(Dataset records)

_ _ _ _ _ _ _

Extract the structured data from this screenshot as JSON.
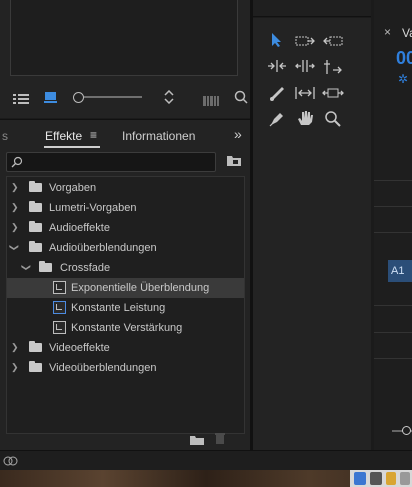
{
  "effects_panel": {
    "tabs": [
      {
        "label": "Effekte",
        "active": true
      },
      {
        "label": "Informationen",
        "active": false
      }
    ],
    "overflow_label": "»",
    "search_placeholder": "",
    "tree": [
      {
        "label": "Vorgaben",
        "type": "folder-special",
        "level": 0,
        "expanded": false
      },
      {
        "label": "Lumetri-Vorgaben",
        "type": "folder-special",
        "level": 0,
        "expanded": false
      },
      {
        "label": "Audioeffekte",
        "type": "folder",
        "level": 0,
        "expanded": false
      },
      {
        "label": "Audioüberblendungen",
        "type": "folder",
        "level": 0,
        "expanded": true
      },
      {
        "label": "Crossfade",
        "type": "folder",
        "level": 1,
        "expanded": true
      },
      {
        "label": "Exponentielle Überblendung",
        "type": "effect",
        "level": 2,
        "selected": true
      },
      {
        "label": "Konstante Leistung",
        "type": "effect",
        "level": 2
      },
      {
        "label": "Konstante Verstärkung",
        "type": "effect",
        "level": 2
      },
      {
        "label": "Videoeffekte",
        "type": "folder",
        "level": 0,
        "expanded": false
      },
      {
        "label": "Videoüberblendungen",
        "type": "folder",
        "level": 0,
        "expanded": false
      }
    ]
  },
  "timeline": {
    "tab_close": "×",
    "tab_label": "Va",
    "timecode": "00",
    "track_label": "A1"
  },
  "colors": {
    "accent": "#2f7fdc",
    "selected_row": "#3a3a3a"
  }
}
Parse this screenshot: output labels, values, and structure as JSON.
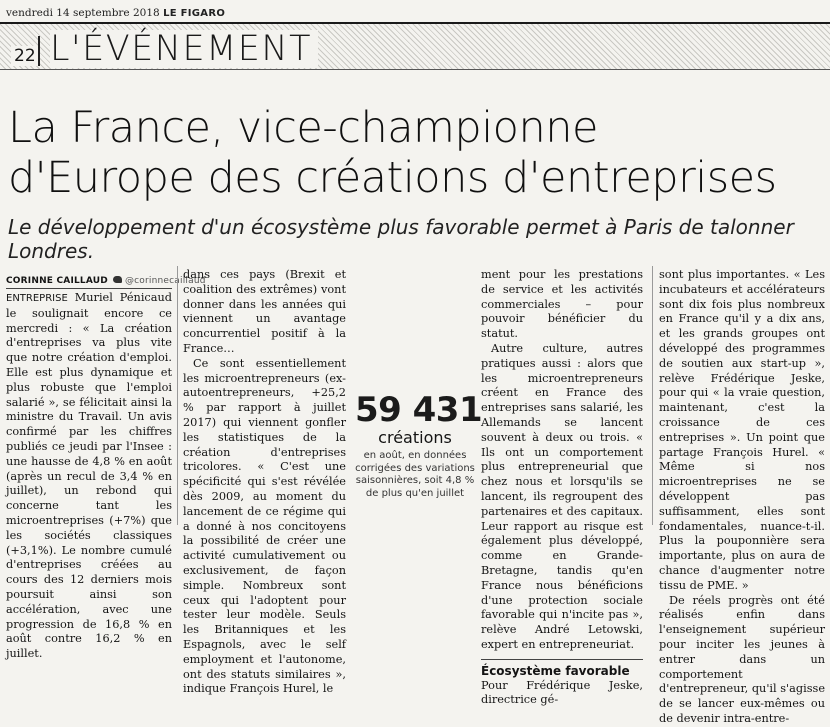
{
  "masthead": {
    "date": "vendredi 14 septembre 2018",
    "paper": "LE FIGARO"
  },
  "section": {
    "page_number": "22",
    "title": "L'ÉVÉNEMENT"
  },
  "headline": {
    "line1": "La France, vice-championne",
    "line2": "d'Europe des créations d'entreprises"
  },
  "subheadline": "Le développement d'un écosystème plus favorable permet à Paris de talonner Londres.",
  "byline": {
    "author": "CORINNE CAILLAUD",
    "handle": "@corinnecaillaud"
  },
  "stat": {
    "number": "59 431",
    "label": "créations",
    "description": "en août, en données corrigées des variations saisonnières, soit 4,8 % de plus qu'en juillet"
  },
  "column1": {
    "lead": "ENTREPRISE",
    "text": "Muriel Pénicaud le soulignait encore ce mercredi : « La création d'entreprises va plus vite que notre création d'emploi. Elle est plus dynamique et plus robuste que l'emploi salarié », se félicitait ainsi la ministre du Travail. Un avis confirmé par les chiffres publiés ce jeudi par l'Insee : une hausse de 4,8 % en août (après un recul de 3,4 % en juillet), un rebond qui concerne tant les microentreprises (+7%) que les sociétés classiques (+3,1%). Le nombre cumulé d'entreprises créées au cours des 12 derniers mois poursuit ainsi son accélération, avec une progression de 16,8 % en août contre 16,2 % en juillet."
  },
  "column2": {
    "p1": "dans ces pays (Brexit et coalition des extrêmes) vont donner dans les années qui viennent un avantage concurrentiel positif à la France…",
    "p2": "Ce sont essentiellement les microentrepreneurs (ex-autoentrepreneurs, +25,2 % par rapport à juillet 2017) qui viennent gonfler les statistiques de la création d'entreprises tricolores. « C'est une spécificité qui s'est révélée dès 2009, au moment du lancement de ce régime qui a donné à nos concitoyens la possibilité de créer une activité cumulativement ou exclusivement, de façon simple. Nombreux sont ceux qui l'adoptent pour tester leur modèle. Seuls les Britanniques et les Espagnols, avec le self employment et l'autonome, ont des statuts similaires », indique François Hurel, le"
  },
  "column3": {
    "p1": "ment pour les prestations de service et les activités commerciales – pour pouvoir bénéficier du statut.",
    "p2": "Autre culture, autres pratiques aussi : alors que les microentrepreneurs créent en France des entreprises sans salarié, les Allemands se lancent souvent à deux ou trois. « Ils ont un comportement plus entrepreneurial que chez nous et lorsqu'ils se lancent, ils regroupent des partenaires et des capitaux. Leur rapport au risque est également plus développé, comme en Grande-Bretagne, tandis qu'en France nous bénéficions d'une protection sociale favorable qui n'incite pas », relève André Letowski, expert en entrepreneuriat.",
    "subsection": "Écosystème favorable",
    "p3": "Pour Frédérique Jeske, directrice gé-"
  },
  "column4": {
    "p1": "sont plus importantes. « Les incubateurs et accélérateurs sont dix fois plus nombreux en France qu'il y a dix ans, et les grands groupes ont développé des programmes de soutien aux start-up », relève Frédérique Jeske, pour qui « la vraie question, maintenant, c'est la croissance de ces entreprises ». Un point que partage François Hurel. « Même si nos microentreprises ne se développent pas suffisamment, elles sont fondamentales, nuance-t-il. Plus la pouponnière sera importante, plus on aura de chance d'augmenter notre tissu de PME. »",
    "p2": "De réels progrès ont été réalisés enfin dans l'enseignement supérieur pour inciter les jeunes à entrer dans un comportement d'entrepreneur, qu'il s'agisse de se lancer eux-mêmes ou de devenir intra-entre-"
  }
}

_ _ _ _ _ _ _

Instructions for the task. In this exercise, set down all of the data exactly, without the pictures.

Complete output.
Extract the structured data from this screenshot as JSON.
{
  "effects_panel": {
    "tabs": [
      {
        "label": "Effekte",
        "active": true
      },
      {
        "label": "Informationen",
        "active": false
      }
    ],
    "overflow_label": "»",
    "search_placeholder": "",
    "tree": [
      {
        "label": "Vorgaben",
        "type": "folder-special",
        "level": 0,
        "expanded": false
      },
      {
        "label": "Lumetri-Vorgaben",
        "type": "folder-special",
        "level": 0,
        "expanded": false
      },
      {
        "label": "Audioeffekte",
        "type": "folder",
        "level": 0,
        "expanded": false
      },
      {
        "label": "Audioüberblendungen",
        "type": "folder",
        "level": 0,
        "expanded": true
      },
      {
        "label": "Crossfade",
        "type": "folder",
        "level": 1,
        "expanded": true
      },
      {
        "label": "Exponentielle Überblendung",
        "type": "effect",
        "level": 2,
        "selected": true
      },
      {
        "label": "Konstante Leistung",
        "type": "effect",
        "level": 2
      },
      {
        "label": "Konstante Verstärkung",
        "type": "effect",
        "level": 2
      },
      {
        "label": "Videoeffekte",
        "type": "folder",
        "level": 0,
        "expanded": false
      },
      {
        "label": "Videoüberblendungen",
        "type": "folder",
        "level": 0,
        "expanded": false
      }
    ]
  },
  "timeline": {
    "tab_close": "×",
    "tab_label": "Va",
    "timecode": "00",
    "track_label": "A1"
  },
  "colors": {
    "accent": "#2f7fdc",
    "selected_row": "#3a3a3a"
  }
}
Parse this screenshot: output labels, values, and structure as JSON.
{
  "masthead": {
    "date": "vendredi 14 septembre 2018",
    "paper": "LE FIGARO"
  },
  "section": {
    "page_number": "22",
    "title": "L'ÉVÉNEMENT"
  },
  "headline": {
    "line1": "La France, vice-championne",
    "line2": "d'Europe des créations d'entreprises"
  },
  "subheadline": "Le développement d'un écosystème plus favorable permet à Paris de talonner Londres.",
  "byline": {
    "author": "CORINNE CAILLAUD",
    "handle": "@corinnecaillaud"
  },
  "stat": {
    "number": "59 431",
    "label": "créations",
    "description": "en août, en données corrigées des variations saisonnières, soit 4,8 % de plus qu'en juillet"
  },
  "column1": {
    "lead": "ENTREPRISE",
    "text": "Muriel Pénicaud le soulignait encore ce mercredi : « La création d'entreprises va plus vite que notre création d'emploi. Elle est plus dynamique et plus robuste que l'emploi salarié », se félicitait ainsi la ministre du Travail. Un avis confirmé par les chiffres publiés ce jeudi par l'Insee : une hausse de 4,8 % en août (après un recul de 3,4 % en juillet), un rebond qui concerne tant les microentreprises (+7%) que les sociétés classiques (+3,1%). Le nombre cumulé d'entreprises créées au cours des 12 derniers mois poursuit ainsi son accélération, avec une progression de 16,8 % en août contre 16,2 % en juillet."
  },
  "column2": {
    "p1": "dans ces pays (Brexit et coalition des extrêmes) vont donner dans les années qui viennent un avantage concurrentiel positif à la France…",
    "p2": "Ce sont essentiellement les microentrepreneurs (ex-autoentrepreneurs, +25,2 % par rapport à juillet 2017) qui viennent gonfler les statistiques de la création d'entreprises tricolores. « C'est une spécificité qui s'est révélée dès 2009, au moment du lancement de ce régime qui a donné à nos concitoyens la possibilité de créer une activité cumulativement ou exclusivement, de façon simple. Nombreux sont ceux qui l'adoptent pour tester leur modèle. Seuls les Britanniques et les Espagnols, avec le self employment et l'autonome, ont des statuts similaires », indique François Hurel, le"
  },
  "column3": {
    "p1": "ment pour les prestations de service et les activités commerciales – pour pouvoir bénéficier du statut.",
    "p2": "Autre culture, autres pratiques aussi : alors que les microentrepreneurs créent en France des entreprises sans salarié, les Allemands se lancent souvent à deux ou trois. « Ils ont un comportement plus entrepreneurial que chez nous et lorsqu'ils se lancent, ils regroupent des partenaires et des capitaux. Leur rapport au risque est également plus développé, comme en Grande-Bretagne, tandis qu'en France nous bénéficions d'une protection sociale favorable qui n'incite pas », relève André Letowski, expert en entrepreneuriat.",
    "subsection": "Écosystème favorable",
    "p3": "Pour Frédérique Jeske, directrice gé-"
  },
  "column4": {
    "p1": "sont plus importantes. « Les incubateurs et accélérateurs sont dix fois plus nombreux en France qu'il y a dix ans, et les grands groupes ont développé des programmes de soutien aux start-up », relève Frédérique Jeske, pour qui « la vraie question, maintenant, c'est la croissance de ces entreprises ». Un point que partage François Hurel. « Même si nos microentreprises ne se développent pas suffisamment, elles sont fondamentales, nuance-t-il. Plus la pouponnière sera importante, plus on aura de chance d'augmenter notre tissu de PME. »",
    "p2": "De réels progrès ont été réalisés enfin dans l'enseignement supérieur pour inciter les jeunes à entrer dans un comportement d'entrepreneur, qu'il s'agisse de se lancer eux-mêmes ou de devenir intra-entre-"
  }
}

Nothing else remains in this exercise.